**Text provided:**
——————————
The overriding theme in George Osborne’s latest budget was to help the working individual and small business owners in particular. A number of the changes will benefit lower and middle income earners. This has not been without controversy: The view is that these benefits came at the expense of cuts in benefits, particularly in disability allowances. Also the changes to the taxation of dividends announced last summer, could see tax increases for directors of companies. Whatever your personal thoughts are please take a look at our summary of the main changes that could affect you:

Personal Allowances are going up

Personal allowance (the tax free band) for 2016/17 will increase from £10,600 to £11,000. A further increase to £11,500 is expected for the following tax year, with a commitment to take the personal allowance to £12,500 by 2020.

The higher point at which the higher rate of tax is applied will also increase: From £42,385 to £43,000 in 2016/17 and to £45,000 in 2017/18 with a commitment to taking the threshold to £50,000 by 2020.

Good news for small businesses

Class 2 National Insurance will be abolished from 2017/18. This will save self-employed £145.60 per year. Self-employed will continue to pay Class 4 National insurance at a rate of 9% on all profits over £8,080.

Limited companies can see corporation tax rates fall from the current 20% to 19% on 1 April 2017. In the autumn statement, the Chancellor had committed to taking Corporation Tax down to 18% by 2020. Now he has committed to a further 1% cut effective 1 April 2020, giving a Corporation Tax rate of 17%. This would give UK the lowest corporation tax rate amongst G20 countries.

Further good news on Business Rates:  As of April 2017 many small businesses will see reductions in their business rates. Rate relief, where no rates are payable, will be doubled for properties with valuations from £6,000 to £12,000. Tapered relief will be available for valuations up to £15,000. Furthermore, the threshold at which higher rates are applied will increase from £18,000 to £51,000.

Major changes to dividends

These changes were announced last summer. Most owners of limited companies who take a large proportion of their income as dividends, can expect to pay more tax. Until now all dividends taken were grossed up with a 10% tax credit, which was available to set off against tax due on dividends. Many found the concept of the tax credit confusing, but it did mean that as long as a tax payer was paying the basic rate, there was no tax to pay. Effective 6 April 2016 there will be no tax credit on dividends. Instead every taxpayer is entitled to a tax free allowance on the first £5,000 of dividends. Dividends earned above this amount will be taxed as follows:


For dividend income that falls in the:

7.5 Basic rate band (income less than £43,000)
——————————
**Material supplied:**
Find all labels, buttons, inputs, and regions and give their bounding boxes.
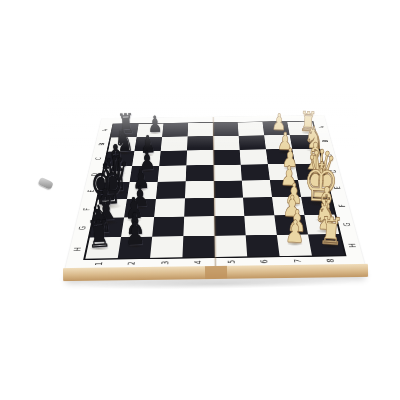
- coord-bottom-6: 6: [258, 257, 271, 265]
- coord-left-A: A: [100, 128, 110, 133]
- square-c5: [213, 150, 240, 165]
- square-h6: [246, 235, 280, 256]
- piece-white-pawn: ♟: [284, 216, 305, 248]
- square-g4: [183, 216, 214, 236]
- coord-bottom-5: 5: [225, 258, 237, 266]
- square-h3: [150, 236, 183, 258]
- square-a3: [162, 123, 188, 137]
- square-d5: [214, 165, 242, 181]
- square-d4: [186, 165, 214, 181]
- square-b3: [161, 136, 188, 150]
- square-c6: [240, 149, 268, 164]
- square-e6: [242, 180, 272, 197]
- square-f6: [243, 197, 274, 216]
- square-d3: [158, 165, 187, 181]
- coord-bottom-2: 2: [126, 259, 139, 267]
- coord-bottom-1: 1: [92, 260, 105, 268]
- piece-white-rook: ♜: [318, 212, 344, 251]
- square-h4: [182, 236, 214, 258]
- square-e4: [185, 181, 214, 198]
- coord-bottom-4: 4: [192, 258, 204, 266]
- square-e5: [214, 181, 243, 198]
- coord-bottom-8: 8: [324, 256, 338, 264]
- piece-black-pawn: ♟: [124, 218, 145, 250]
- square-f5: [214, 198, 244, 217]
- square-g6: [244, 215, 277, 235]
- chess-set-photo: 12345678ABCDEFGHABCDEFGH ♜♞♝♛♚♝♞♜♟♟♟♟♟♟♟…: [0, 0, 400, 400]
- square-c4: [186, 150, 213, 165]
- square-e3: [156, 181, 186, 198]
- fold-seam-edge: [205, 266, 227, 279]
- coord-left-H: H: [71, 245, 84, 253]
- square-f3: [154, 198, 185, 217]
- coord-bottom-3: 3: [159, 259, 171, 267]
- square-b5: [213, 136, 240, 150]
- square-b6: [239, 135, 266, 149]
- board-tilt-wrapper: 12345678ABCDEFGHABCDEFGH: [0, 0, 400, 400]
- square-a4: [188, 123, 214, 137]
- square-c3: [159, 150, 187, 165]
- coord-bottom-7: 7: [291, 257, 304, 265]
- square-g3: [152, 217, 184, 237]
- square-a5: [213, 123, 239, 137]
- square-f4: [184, 198, 214, 217]
- square-h5: [215, 235, 248, 257]
- square-b4: [187, 136, 213, 150]
- piece-black-rook: ♜: [86, 215, 112, 254]
- square-g5: [214, 216, 245, 236]
- square-d6: [241, 164, 270, 180]
- coord-right-H: H: [345, 242, 359, 250]
- fold-clasp-icon: [38, 177, 54, 190]
- square-a6: [238, 122, 264, 136]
——————————
**Tasks and exercises:**
(1) What corporation tax rates does the budget summary mention? List every one.
(2) Can you sum up the budget summary in two sentences?
The rows are separate material from the budget summary.

**Solutions for each task:**
(1)
- 20% (the current rate)
- 19% (from 1 April 2017)
- 18% (the autumn statement commitment by 2020)
- 17% (after the further 1% cut effective 1 April 2020)

(2) George Osborne's latest budget focused on helping working individuals and small business owners by raising the personal allowance and the higher-rate threshold, abolishing Class 2 National Insurance from 2017/18, cutting corporation tax, and reducing business rates for many small businesses. It has drawn controversy over the view that these benefits came at the expense of cuts in benefits, and the dividend changes announced last summer could raise taxes for company directors because the 10% tax credit is replaced from 6 April 2016 by a tax-free allowance on the first £5,000 of dividends.